* **Written task**
Identify every line containing the word "warm" and reproduce each one.

** Start Records provided **

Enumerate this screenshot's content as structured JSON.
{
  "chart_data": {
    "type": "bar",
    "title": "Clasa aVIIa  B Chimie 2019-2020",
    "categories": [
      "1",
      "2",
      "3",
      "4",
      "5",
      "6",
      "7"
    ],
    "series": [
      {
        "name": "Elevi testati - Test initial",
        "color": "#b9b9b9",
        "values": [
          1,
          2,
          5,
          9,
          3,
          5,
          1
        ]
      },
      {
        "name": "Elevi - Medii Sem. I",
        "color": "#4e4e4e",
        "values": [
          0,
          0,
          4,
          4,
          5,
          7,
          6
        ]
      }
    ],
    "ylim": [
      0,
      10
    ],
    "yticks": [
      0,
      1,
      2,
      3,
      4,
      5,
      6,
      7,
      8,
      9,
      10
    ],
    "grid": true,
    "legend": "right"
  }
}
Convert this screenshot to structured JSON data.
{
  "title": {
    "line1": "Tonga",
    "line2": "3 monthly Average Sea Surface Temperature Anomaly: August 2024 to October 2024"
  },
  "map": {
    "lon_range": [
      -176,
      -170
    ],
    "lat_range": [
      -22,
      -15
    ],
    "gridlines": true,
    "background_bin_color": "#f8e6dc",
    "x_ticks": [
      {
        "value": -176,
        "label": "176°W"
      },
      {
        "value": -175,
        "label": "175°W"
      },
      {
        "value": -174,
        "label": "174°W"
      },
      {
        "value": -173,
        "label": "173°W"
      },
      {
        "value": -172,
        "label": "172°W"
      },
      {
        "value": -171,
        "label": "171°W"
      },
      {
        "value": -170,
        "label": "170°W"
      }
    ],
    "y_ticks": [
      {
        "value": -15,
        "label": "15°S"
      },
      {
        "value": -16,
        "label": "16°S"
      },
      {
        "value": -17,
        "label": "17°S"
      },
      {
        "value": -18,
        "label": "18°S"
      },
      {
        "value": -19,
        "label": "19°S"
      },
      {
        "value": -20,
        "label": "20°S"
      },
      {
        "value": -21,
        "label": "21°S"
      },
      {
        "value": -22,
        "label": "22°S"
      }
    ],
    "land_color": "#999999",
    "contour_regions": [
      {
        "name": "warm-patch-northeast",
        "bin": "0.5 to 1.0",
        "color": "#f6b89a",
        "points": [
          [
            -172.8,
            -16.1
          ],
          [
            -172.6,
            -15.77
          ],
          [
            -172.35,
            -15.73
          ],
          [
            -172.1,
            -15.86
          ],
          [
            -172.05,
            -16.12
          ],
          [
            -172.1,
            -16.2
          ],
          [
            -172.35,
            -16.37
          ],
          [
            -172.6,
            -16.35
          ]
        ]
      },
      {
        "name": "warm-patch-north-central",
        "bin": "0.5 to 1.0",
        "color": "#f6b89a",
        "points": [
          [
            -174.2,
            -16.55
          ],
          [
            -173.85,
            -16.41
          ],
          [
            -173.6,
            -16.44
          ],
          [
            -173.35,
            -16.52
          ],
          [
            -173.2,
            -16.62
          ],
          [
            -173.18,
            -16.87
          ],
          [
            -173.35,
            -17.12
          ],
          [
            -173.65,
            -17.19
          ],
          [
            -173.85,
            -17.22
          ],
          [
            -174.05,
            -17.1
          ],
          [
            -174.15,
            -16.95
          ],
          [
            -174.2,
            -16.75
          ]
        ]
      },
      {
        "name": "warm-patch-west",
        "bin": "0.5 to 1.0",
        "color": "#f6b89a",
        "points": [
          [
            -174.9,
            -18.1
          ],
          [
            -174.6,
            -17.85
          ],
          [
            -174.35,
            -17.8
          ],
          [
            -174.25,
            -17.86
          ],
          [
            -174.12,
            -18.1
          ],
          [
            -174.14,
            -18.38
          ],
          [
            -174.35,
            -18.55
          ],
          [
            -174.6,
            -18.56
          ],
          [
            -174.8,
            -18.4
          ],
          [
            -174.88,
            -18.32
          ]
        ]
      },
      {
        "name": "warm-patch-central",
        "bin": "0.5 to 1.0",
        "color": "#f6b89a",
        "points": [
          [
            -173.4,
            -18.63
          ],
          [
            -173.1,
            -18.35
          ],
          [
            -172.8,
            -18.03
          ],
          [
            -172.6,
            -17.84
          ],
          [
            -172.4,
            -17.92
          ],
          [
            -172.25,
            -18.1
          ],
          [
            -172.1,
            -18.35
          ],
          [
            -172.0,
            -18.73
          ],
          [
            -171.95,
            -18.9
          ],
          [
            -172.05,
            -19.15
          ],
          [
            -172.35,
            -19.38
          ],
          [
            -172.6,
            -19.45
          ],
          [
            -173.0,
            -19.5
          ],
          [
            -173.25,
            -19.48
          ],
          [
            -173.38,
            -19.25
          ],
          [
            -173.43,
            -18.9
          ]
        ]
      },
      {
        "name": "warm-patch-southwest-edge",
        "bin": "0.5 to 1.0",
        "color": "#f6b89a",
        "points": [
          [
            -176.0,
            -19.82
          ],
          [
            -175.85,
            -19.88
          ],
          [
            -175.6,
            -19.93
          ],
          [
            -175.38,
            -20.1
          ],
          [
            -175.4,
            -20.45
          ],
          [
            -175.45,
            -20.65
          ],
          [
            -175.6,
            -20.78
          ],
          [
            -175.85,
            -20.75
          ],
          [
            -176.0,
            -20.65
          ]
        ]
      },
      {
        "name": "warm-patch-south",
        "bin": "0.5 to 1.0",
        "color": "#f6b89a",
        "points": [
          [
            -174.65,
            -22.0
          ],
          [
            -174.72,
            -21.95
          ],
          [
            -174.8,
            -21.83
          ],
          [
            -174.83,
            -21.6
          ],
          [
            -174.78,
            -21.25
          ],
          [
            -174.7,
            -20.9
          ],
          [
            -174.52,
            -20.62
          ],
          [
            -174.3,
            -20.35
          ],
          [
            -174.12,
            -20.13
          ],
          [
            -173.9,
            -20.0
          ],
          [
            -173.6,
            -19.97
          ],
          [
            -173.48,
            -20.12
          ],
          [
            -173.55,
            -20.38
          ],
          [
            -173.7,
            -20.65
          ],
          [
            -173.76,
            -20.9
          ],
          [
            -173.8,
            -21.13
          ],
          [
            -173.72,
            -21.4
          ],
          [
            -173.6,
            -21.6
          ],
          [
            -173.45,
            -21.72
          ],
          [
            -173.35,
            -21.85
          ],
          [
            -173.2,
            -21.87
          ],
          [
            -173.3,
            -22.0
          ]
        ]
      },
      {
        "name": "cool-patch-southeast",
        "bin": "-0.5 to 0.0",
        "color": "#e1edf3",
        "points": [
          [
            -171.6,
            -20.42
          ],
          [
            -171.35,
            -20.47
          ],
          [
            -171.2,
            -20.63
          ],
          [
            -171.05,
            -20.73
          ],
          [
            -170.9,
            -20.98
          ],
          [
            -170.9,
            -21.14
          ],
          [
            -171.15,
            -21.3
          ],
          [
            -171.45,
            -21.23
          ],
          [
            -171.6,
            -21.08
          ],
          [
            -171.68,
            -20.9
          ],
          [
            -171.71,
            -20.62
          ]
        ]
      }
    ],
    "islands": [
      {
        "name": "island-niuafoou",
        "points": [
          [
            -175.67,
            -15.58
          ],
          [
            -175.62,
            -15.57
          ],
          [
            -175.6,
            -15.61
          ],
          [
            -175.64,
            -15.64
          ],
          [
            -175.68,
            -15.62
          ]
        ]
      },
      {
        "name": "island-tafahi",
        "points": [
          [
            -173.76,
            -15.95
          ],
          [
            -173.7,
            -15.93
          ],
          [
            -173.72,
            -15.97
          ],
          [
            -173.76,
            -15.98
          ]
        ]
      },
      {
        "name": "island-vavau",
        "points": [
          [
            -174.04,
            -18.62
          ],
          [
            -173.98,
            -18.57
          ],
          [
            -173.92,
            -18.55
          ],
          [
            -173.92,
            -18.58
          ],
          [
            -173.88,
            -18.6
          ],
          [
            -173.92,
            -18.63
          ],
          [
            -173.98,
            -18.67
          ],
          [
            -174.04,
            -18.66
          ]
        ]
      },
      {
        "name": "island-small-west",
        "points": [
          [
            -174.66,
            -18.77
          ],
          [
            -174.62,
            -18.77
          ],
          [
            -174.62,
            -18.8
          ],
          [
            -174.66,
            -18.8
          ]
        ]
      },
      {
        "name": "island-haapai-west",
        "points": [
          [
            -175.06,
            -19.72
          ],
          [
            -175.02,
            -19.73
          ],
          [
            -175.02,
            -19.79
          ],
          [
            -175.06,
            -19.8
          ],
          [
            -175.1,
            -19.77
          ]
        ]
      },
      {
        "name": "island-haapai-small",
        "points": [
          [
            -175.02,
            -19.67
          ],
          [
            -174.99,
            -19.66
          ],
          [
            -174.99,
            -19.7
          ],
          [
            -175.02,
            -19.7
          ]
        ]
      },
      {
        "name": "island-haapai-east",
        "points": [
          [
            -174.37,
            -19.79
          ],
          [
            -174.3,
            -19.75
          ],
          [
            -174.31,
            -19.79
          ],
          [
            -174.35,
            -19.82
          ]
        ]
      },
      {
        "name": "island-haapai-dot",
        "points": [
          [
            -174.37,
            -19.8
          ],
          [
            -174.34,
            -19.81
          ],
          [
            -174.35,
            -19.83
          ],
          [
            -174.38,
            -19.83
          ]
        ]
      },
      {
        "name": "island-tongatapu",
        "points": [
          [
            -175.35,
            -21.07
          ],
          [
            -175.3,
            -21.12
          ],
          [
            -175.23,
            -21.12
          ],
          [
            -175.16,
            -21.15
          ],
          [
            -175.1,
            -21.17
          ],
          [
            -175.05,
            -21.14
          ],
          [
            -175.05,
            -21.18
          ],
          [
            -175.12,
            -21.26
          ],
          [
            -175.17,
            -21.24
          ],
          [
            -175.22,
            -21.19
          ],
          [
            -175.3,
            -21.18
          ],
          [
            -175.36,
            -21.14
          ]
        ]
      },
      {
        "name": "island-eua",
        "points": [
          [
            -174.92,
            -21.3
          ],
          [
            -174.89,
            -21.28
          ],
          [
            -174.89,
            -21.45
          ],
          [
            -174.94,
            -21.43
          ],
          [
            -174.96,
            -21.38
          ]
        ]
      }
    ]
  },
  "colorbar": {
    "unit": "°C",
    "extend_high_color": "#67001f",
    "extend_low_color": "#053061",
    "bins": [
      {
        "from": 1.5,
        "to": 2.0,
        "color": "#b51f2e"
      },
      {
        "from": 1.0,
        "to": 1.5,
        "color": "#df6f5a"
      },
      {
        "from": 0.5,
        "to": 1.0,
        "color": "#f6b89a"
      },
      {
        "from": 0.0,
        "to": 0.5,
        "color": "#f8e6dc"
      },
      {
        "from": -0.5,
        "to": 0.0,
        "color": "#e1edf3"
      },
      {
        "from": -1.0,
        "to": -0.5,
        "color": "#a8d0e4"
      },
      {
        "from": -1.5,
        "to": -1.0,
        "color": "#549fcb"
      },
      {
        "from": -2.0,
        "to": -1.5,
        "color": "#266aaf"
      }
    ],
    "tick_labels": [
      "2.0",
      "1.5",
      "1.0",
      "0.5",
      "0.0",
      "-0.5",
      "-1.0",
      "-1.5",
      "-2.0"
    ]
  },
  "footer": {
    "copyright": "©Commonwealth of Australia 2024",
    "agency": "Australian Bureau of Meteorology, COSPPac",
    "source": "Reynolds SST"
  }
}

** End Records provided **

* **Response to this task**
        "name": "warm-patch-northeast",
        "name": "warm-patch-north-central",
        "name": "warm-patch-west",
        "name": "warm-patch-central",
        "name": "warm-patch-southwest-edge",
        "name": "warm-patch-south",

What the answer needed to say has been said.